[Figure content listings]

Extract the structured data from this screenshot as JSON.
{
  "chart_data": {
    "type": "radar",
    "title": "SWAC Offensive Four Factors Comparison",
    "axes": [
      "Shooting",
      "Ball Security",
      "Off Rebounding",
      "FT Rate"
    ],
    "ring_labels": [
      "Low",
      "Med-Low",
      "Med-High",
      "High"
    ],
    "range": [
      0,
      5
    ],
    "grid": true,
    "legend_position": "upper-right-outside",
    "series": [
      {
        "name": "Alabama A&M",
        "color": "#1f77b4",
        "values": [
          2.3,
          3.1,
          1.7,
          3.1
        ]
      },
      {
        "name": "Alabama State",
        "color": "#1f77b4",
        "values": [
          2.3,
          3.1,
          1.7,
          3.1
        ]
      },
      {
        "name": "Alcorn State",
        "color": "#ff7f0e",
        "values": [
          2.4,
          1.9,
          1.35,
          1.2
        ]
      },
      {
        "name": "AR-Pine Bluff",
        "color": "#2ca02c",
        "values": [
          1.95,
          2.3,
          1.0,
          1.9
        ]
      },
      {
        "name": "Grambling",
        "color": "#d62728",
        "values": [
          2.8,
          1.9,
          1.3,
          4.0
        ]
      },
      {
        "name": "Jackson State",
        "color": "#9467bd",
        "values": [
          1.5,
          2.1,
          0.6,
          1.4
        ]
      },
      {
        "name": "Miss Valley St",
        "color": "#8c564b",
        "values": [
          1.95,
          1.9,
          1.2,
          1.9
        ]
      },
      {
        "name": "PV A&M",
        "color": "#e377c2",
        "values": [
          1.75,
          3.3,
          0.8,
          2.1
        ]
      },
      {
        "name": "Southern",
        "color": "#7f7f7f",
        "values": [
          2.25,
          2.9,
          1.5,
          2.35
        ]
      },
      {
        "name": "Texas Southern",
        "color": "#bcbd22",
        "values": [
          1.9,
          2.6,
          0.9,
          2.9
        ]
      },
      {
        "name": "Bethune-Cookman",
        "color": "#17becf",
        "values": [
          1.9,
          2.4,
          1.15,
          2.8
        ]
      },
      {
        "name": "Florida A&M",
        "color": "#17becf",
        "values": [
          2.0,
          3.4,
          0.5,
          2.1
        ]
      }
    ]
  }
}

→ Work required: Tally up the lines in the records containing the word "State", then give the count and nothing else.

→ Complete output: 3